■ EXERCISE DATA
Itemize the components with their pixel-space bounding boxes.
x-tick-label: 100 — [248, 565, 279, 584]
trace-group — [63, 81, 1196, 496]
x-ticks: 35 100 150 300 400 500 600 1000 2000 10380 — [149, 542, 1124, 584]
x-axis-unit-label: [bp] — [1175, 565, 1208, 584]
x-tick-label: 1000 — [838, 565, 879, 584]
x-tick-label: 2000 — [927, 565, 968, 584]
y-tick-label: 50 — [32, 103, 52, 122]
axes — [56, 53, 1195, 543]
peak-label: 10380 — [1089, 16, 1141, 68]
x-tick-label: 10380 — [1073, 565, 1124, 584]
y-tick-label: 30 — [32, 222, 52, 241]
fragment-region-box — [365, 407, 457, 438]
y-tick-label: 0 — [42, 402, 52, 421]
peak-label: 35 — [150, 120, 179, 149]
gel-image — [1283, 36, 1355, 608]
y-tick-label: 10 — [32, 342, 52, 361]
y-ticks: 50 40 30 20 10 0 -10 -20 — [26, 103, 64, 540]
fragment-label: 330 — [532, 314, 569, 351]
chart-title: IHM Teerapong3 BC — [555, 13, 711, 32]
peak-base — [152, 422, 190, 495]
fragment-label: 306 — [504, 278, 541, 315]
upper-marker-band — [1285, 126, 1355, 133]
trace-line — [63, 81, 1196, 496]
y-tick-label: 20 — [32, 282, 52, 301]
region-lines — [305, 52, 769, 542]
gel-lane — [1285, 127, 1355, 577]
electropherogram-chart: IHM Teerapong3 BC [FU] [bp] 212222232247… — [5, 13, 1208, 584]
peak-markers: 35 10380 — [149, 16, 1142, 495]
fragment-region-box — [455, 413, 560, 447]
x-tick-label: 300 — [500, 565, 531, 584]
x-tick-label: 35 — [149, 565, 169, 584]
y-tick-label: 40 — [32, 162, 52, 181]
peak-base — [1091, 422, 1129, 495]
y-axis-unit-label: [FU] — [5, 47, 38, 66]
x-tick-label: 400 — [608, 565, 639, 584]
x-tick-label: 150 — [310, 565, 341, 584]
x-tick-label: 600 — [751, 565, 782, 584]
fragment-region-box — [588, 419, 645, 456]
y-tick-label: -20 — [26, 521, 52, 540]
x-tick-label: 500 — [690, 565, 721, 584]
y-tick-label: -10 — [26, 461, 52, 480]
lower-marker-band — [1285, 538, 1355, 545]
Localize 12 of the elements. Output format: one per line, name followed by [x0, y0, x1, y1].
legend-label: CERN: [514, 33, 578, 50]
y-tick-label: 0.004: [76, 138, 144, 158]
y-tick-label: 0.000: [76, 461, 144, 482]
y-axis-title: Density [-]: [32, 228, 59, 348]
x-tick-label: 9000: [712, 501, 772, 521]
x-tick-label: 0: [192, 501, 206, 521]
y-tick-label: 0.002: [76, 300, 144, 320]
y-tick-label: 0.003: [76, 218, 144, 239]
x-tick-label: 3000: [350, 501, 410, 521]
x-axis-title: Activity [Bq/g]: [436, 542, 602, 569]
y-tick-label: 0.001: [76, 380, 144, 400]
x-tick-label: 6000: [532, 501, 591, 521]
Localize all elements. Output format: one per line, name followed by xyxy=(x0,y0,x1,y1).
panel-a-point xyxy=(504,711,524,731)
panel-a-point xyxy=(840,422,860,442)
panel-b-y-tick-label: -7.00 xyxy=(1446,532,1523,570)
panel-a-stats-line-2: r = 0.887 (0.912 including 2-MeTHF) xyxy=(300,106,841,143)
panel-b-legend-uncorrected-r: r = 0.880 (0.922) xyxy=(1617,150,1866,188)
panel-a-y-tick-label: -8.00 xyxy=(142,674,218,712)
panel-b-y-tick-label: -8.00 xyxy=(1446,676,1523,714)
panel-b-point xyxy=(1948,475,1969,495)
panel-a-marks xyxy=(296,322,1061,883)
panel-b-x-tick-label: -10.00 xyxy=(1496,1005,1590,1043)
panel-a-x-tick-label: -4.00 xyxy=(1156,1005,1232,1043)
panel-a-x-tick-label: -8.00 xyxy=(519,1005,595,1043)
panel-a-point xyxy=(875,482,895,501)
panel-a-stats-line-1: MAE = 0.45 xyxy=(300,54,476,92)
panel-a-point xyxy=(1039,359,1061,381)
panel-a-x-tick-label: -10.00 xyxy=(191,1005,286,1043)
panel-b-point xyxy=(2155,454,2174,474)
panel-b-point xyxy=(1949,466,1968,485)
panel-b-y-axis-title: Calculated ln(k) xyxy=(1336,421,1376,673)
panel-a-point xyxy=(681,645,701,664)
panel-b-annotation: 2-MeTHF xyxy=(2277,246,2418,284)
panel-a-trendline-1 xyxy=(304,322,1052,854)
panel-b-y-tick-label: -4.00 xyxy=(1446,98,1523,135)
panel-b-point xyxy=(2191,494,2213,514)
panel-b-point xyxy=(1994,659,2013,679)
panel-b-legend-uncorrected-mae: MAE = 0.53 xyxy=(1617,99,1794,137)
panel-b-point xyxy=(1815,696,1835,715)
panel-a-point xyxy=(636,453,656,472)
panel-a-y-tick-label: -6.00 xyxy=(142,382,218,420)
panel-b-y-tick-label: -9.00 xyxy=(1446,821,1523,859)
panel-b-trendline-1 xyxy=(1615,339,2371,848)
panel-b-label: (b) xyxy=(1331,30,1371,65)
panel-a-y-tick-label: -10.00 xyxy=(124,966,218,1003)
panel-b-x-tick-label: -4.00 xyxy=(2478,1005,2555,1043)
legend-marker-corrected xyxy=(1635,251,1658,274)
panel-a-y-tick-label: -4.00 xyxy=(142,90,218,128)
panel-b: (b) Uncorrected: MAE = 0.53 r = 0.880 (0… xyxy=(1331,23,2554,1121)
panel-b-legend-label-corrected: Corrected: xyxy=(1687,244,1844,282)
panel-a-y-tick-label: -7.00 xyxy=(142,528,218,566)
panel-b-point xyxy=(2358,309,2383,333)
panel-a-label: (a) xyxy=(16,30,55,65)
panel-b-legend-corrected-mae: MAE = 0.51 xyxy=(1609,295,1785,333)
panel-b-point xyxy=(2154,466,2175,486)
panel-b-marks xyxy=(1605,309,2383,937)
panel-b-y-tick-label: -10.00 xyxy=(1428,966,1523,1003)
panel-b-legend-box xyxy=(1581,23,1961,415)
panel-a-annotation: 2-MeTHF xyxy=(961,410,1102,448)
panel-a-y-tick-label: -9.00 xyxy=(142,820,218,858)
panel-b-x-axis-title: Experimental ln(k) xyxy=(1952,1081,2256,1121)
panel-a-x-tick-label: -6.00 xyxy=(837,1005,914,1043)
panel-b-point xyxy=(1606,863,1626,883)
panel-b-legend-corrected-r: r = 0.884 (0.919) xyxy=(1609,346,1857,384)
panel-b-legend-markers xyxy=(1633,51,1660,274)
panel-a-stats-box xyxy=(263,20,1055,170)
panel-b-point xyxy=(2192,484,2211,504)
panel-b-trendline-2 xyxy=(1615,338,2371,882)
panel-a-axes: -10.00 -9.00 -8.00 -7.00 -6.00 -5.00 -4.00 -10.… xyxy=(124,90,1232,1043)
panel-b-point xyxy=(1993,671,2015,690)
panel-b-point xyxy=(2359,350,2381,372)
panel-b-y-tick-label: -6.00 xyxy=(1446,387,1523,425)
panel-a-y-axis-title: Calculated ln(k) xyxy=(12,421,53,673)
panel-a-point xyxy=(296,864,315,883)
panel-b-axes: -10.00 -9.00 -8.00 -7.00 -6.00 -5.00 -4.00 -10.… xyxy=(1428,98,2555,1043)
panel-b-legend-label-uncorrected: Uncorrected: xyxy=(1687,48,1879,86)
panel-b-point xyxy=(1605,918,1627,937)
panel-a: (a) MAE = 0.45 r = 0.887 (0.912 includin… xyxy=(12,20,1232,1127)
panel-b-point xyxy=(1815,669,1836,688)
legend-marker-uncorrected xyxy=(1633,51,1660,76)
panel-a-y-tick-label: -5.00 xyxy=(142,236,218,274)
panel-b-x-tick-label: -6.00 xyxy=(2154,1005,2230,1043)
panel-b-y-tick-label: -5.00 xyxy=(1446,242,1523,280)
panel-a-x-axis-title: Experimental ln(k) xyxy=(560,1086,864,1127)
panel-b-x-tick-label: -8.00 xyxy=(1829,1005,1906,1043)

■ GOAL
Output the material verbatim from its first line through the line containing "x-axis-unit-label: [bp] —", both included.

■ RESPONSE BELOW
Itemize the components with their pixel-space bounding boxes.
x-tick-label: 100 — [248, 565, 279, 584]
trace-group — [63, 81, 1196, 496]
x-ticks: 35 100 150 300 400 500 600 1000 2000 10380 — [149, 542, 1124, 584]
x-axis-unit-label: [bp] — [1175, 565, 1208, 584]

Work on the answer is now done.